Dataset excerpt
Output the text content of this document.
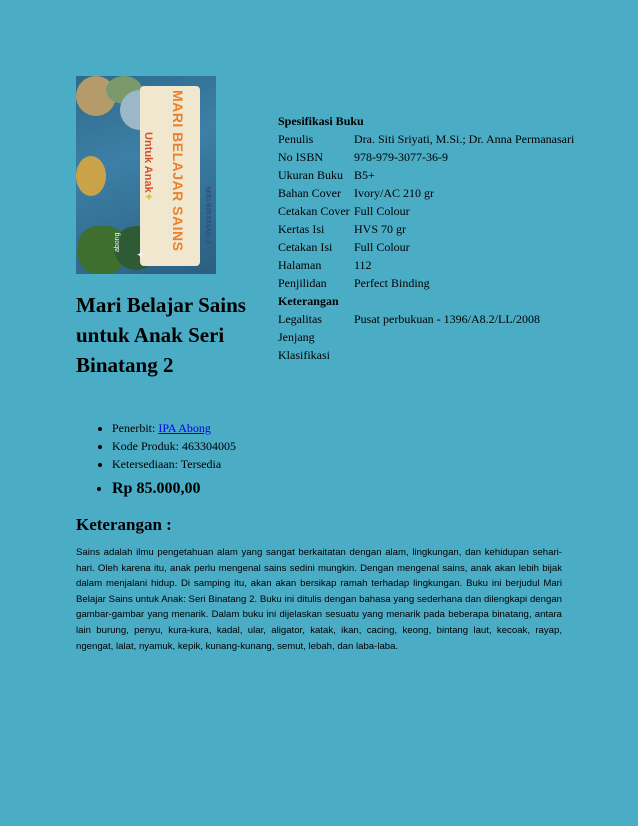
MARI BELAJAR SAINS
Untuk Anak
SERI BINATANG 2
abong
✦
✦
Mari Belajar Sains untuk Anak Seri Binatang 2
• Penerbit: IPA Abong
• Kode Produk: 463304005
• Ketersediaan: Tersedia
• Rp 85.000,00
Keterangan :

Sains adalah ilmu pengetahuan alam yang sangat berkaitatan dengan alam, lingkungan, dan kehidupan sehari-hari. Oleh karena itu, anak perlu mengenal sains sedini mungkin. Dengan mengenal sains, anak akan lebih bijak dalam menjalani hidup. Di samping itu, akan akan bersikap ramah terhadap lingkungan. Buku ini berjudul Mari Belajar Sains untuk Anak: Seri Binatang 2. Buku ini ditulis dengan bahasa yang sederhana dan dilengkapi dengan gambar-gambar yang menarik. Dalam buku ini dijelaskan sesuatu yang menarik pada beberapa binatang, antara lain burung, penyu, kura-kura, kadal, ular, aligator, katak, ikan, cacing, keong, bintang laut, kecoak, rayap, ngengat, lalat, nyamuk, kepik, kunang-kunang, semut, lebah, dan laba-laba.

Spesifikasi Buku	
Penulis	Dra. Siti Sriyati, M.Si.; Dr. Anna Permanasari
No ISBN	978-979-3077-36-9
Ukuran Buku	B5+
Bahan Cover	Ivory/AC 210 gr
Cetakan Cover	Full Colour
Kertas Isi	HVS 70 gr
Cetakan Isi	Full Colour
Halaman	112
Penjilidan	Perfect Binding
Keterangan	
Legalitas	Pusat perbukuan - 1396/A8.2/LL/2008
Jenjang	
Klasifikasi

#### BRIEF
Reproduce every line from the entries that holds the word "Cover".

#### REPLY
Bahan Cover	Ivory/AC 210 gr
Cetakan Cover	Full Colour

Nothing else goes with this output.